_Problem to work on:_ Transcribe the material below exactly as it appears.

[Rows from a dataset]
* begin *

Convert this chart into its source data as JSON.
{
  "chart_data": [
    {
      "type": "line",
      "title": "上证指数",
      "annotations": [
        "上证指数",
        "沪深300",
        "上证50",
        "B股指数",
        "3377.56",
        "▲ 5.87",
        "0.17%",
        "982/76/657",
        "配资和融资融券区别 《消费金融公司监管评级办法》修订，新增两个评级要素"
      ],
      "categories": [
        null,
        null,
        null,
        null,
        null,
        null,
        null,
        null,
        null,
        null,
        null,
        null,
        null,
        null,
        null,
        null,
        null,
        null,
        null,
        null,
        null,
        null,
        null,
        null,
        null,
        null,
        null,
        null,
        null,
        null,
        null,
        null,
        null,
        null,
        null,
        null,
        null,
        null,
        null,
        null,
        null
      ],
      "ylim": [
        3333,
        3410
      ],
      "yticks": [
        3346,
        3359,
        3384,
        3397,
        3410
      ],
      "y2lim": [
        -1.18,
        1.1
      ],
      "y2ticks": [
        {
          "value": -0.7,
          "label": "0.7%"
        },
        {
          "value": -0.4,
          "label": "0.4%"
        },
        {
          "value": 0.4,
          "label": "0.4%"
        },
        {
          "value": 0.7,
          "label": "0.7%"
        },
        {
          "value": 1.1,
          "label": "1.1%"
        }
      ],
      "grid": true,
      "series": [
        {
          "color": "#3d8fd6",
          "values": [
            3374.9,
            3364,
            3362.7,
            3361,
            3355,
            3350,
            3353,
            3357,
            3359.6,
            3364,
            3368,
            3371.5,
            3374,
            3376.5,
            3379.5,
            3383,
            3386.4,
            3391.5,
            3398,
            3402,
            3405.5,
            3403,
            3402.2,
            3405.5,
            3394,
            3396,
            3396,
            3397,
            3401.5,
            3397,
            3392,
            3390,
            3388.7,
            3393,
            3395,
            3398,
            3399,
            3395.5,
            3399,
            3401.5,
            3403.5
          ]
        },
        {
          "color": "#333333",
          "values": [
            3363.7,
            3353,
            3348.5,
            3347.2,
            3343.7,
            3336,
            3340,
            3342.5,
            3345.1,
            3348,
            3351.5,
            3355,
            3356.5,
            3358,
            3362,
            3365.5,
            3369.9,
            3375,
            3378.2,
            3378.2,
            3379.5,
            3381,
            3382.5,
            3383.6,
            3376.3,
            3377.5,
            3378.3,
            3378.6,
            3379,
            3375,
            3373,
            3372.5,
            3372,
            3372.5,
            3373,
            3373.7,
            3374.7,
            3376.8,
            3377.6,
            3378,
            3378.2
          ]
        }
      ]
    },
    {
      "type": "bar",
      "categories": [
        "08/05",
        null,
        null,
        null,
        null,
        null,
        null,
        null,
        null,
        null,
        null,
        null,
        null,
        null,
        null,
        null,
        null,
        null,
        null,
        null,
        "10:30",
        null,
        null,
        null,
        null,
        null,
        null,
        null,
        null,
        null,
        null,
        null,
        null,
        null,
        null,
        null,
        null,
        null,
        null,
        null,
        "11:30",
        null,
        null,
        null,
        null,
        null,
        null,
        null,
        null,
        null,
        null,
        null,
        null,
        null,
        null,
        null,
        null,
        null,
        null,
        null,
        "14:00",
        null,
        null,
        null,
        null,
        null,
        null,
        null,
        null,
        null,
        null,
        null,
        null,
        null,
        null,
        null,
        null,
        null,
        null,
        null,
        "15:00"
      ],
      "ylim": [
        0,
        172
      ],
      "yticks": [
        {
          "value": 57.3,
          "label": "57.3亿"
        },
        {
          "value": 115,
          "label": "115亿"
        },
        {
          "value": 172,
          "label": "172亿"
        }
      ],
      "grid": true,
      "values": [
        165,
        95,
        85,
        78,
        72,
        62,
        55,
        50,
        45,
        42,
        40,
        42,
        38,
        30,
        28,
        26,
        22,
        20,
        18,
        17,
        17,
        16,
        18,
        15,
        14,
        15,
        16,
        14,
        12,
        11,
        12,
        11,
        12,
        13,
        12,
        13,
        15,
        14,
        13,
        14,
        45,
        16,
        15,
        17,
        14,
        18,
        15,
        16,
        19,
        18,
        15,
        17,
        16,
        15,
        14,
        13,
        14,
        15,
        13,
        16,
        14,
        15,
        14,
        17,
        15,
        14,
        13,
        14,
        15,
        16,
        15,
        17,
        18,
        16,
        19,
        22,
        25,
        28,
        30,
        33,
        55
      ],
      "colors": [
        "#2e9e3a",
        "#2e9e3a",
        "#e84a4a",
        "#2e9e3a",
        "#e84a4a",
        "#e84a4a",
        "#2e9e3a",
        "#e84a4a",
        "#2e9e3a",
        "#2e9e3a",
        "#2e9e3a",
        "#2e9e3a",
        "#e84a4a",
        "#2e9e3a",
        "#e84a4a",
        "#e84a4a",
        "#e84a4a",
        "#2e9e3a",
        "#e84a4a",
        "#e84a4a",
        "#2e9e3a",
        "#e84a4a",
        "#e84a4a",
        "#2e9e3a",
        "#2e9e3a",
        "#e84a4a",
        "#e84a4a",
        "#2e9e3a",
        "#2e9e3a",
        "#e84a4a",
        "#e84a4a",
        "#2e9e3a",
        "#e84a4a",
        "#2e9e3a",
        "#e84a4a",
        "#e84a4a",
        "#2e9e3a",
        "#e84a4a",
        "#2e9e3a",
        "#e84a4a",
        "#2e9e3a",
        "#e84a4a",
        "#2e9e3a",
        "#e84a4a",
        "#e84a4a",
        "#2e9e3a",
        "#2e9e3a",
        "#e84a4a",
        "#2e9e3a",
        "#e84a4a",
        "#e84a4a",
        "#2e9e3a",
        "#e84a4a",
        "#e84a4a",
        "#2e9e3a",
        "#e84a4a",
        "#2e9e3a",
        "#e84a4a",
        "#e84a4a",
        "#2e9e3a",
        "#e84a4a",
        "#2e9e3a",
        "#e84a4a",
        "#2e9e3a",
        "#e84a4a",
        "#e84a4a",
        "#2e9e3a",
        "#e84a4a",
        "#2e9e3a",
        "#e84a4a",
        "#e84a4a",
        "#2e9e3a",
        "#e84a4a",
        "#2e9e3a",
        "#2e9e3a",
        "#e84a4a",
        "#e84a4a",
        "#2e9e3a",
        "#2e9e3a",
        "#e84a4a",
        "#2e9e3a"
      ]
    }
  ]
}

* end *

_Result of this exercise:_
Convert this chart into its source data as JSON.
{
  "chart_data": [
    {
      "type": "line",
      "title": "上证指数",
      "annotations": [
        "上证指数",
        "沪深300",
        "上证50",
        "B股指数",
        "3377.56",
        "▲ 5.87",
        "0.17%",
        "982/76/657",
        "配资和融资融券区别 《消费金融公司监管评级办法》修订，新增两个评级要素"
      ],
      "categories": [
        null,
        null,
        null,
        null,
        null,
        null,
        null,
        null,
        null,
        null,
        null,
        null,
        null,
        null,
        null,
        null,
        null,
        null,
        null,
        null,
        null,
        null,
        null,
        null,
        null,
        null,
        null,
        null,
        null,
        null,
        null,
        null,
        null,
        null,
        null,
        null,
        null,
        null,
        null,
        null,
        null
      ],
      "ylim": [
        3333,
        3410
      ],
      "yticks": [
        3346,
        3359,
        3384,
        3397,
        3410
      ],
      "y2lim": [
        -1.18,
        1.1
      ],
      "y2ticks": [
        {
          "value": -0.7,
          "label": "0.7%"
        },
        {
          "value": -0.4,
          "label": "0.4%"
        },
        {
          "value": 0.4,
          "label": "0.4%"
        },
        {
          "value": 0.7,
          "label": "0.7%"
        },
        {
          "value": 1.1,
          "label": "1.1%"
        }
      ],
      "grid": true,
      "series": [
        {
          "color": "#3d8fd6",
          "values": [
            3374.9,
            3364,
            3362.7,
            3361,
            3355,
            3350,
            3353,
            3357,
            3359.6,
            3364,
            3368,
            3371.5,
            3374,
            3376.5,
            3379.5,
            3383,
            3386.4,
            3391.5,
            3398,
            3402,
            3405.5,
            3403,
            3402.2,
            3405.5,
            3394,
            3396,
            3396,
            3397,
            3401.5,
            3397,
            3392,
            3390,
            3388.7,
            3393,
            3395,
            3398,
            3399,
            3395.5,
            3399,
            3401.5,
            3403.5
          ]
        },
        {
          "color": "#333333",
          "values": [
            3363.7,
            3353,
            3348.5,
            3347.2,
            3343.7,
            3336,
            3340,
            3342.5,
            3345.1,
            3348,
            3351.5,
            3355,
            3356.5,
            3358,
            3362,
            3365.5,
            3369.9,
            3375,
            3378.2,
            3378.2,
            3379.5,
            3381,
            3382.5,
            3383.6,
            3376.3,
            3377.5,
            3378.3,
            3378.6,
            3379,
            3375,
            3373,
            3372.5,
            3372,
            3372.5,
            3373,
            3373.7,
            3374.7,
            3376.8,
            3377.6,
            3378,
            3378.2
          ]
        }
      ]
    },
    {
      "type": "bar",
      "categories": [
        "08/05",
        null,
        null,
        null,
        null,
        null,
        null,
        null,
        null,
        null,
        null,
        null,
        null,
        null,
        null,
        null,
        null,
        null,
        null,
        null,
        "10:30",
        null,
        null,
        null,
        null,
        null,
        null,
        null,
        null,
        null,
        null,
        null,
        null,
        null,
        null,
        null,
        null,
        null,
        null,
        null,
        "11:30",
        null,
        null,
        null,
        null,
        null,
        null,
        null,
        null,
        null,
        null,
        null,
        null,
        null,
        null,
        null,
        null,
        null,
        null,
        null,
        "14:00",
        null,
        null,
        null,
        null,
        null,
        null,
        null,
        null,
        null,
        null,
        null,
        null,
        null,
        null,
        null,
        null,
        null,
        null,
        null,
        "15:00"
      ],
      "ylim": [
        0,
        172
      ],
      "yticks": [
        {
          "value": 57.3,
          "label": "57.3亿"
        },
        {
          "value": 115,
          "label": "115亿"
        },
        {
          "value": 172,
          "label": "172亿"
        }
      ],
      "grid": true,
      "values": [
        165,
        95,
        85,
        78,
        72,
        62,
        55,
        50,
        45,
        42,
        40,
        42,
        38,
        30,
        28,
        26,
        22,
        20,
        18,
        17,
        17,
        16,
        18,
        15,
        14,
        15,
        16,
        14,
        12,
        11,
        12,
        11,
        12,
        13,
        12,
        13,
        15,
        14,
        13,
        14,
        45,
        16,
        15,
        17,
        14,
        18,
        15,
        16,
        19,
        18,
        15,
        17,
        16,
        15,
        14,
        13,
        14,
        15,
        13,
        16,
        14,
        15,
        14,
        17,
        15,
        14,
        13,
        14,
        15,
        16,
        15,
        17,
        18,
        16,
        19,
        22,
        25,
        28,
        30,
        33,
        55
      ],
      "colors": [
        "#2e9e3a",
        "#2e9e3a",
        "#e84a4a",
        "#2e9e3a",
        "#e84a4a",
        "#e84a4a",
        "#2e9e3a",
        "#e84a4a",
        "#2e9e3a",
        "#2e9e3a",
        "#2e9e3a",
        "#2e9e3a",
        "#e84a4a",
        "#2e9e3a",
        "#e84a4a",
        "#e84a4a",
        "#e84a4a",
        "#2e9e3a",
        "#e84a4a",
        "#e84a4a",
        "#2e9e3a",
        "#e84a4a",
        "#e84a4a",
        "#2e9e3a",
        "#2e9e3a",
        "#e84a4a",
        "#e84a4a",
        "#2e9e3a",
        "#2e9e3a",
        "#e84a4a",
        "#e84a4a",
        "#2e9e3a",
        "#e84a4a",
        "#2e9e3a",
        "#e84a4a",
        "#e84a4a",
        "#2e9e3a",
        "#e84a4a",
        "#2e9e3a",
        "#e84a4a",
        "#2e9e3a",
        "#e84a4a",
        "#2e9e3a",
        "#e84a4a",
        "#e84a4a",
        "#2e9e3a",
        "#2e9e3a",
        "#e84a4a",
        "#2e9e3a",
        "#e84a4a",
        "#e84a4a",
        "#2e9e3a",
        "#e84a4a",
        "#e84a4a",
        "#2e9e3a",
        "#e84a4a",
        "#2e9e3a",
        "#e84a4a",
        "#e84a4a",
        "#2e9e3a",
        "#e84a4a",
        "#2e9e3a",
        "#e84a4a",
        "#2e9e3a",
        "#e84a4a",
        "#e84a4a",
        "#2e9e3a",
        "#e84a4a",
        "#2e9e3a",
        "#e84a4a",
        "#e84a4a",
        "#2e9e3a",
        "#e84a4a",
        "#2e9e3a",
        "#2e9e3a",
        "#e84a4a",
        "#e84a4a",
        "#2e9e3a",
        "#2e9e3a",
        "#e84a4a",
        "#2e9e3a"
      ]
    }
  ]
}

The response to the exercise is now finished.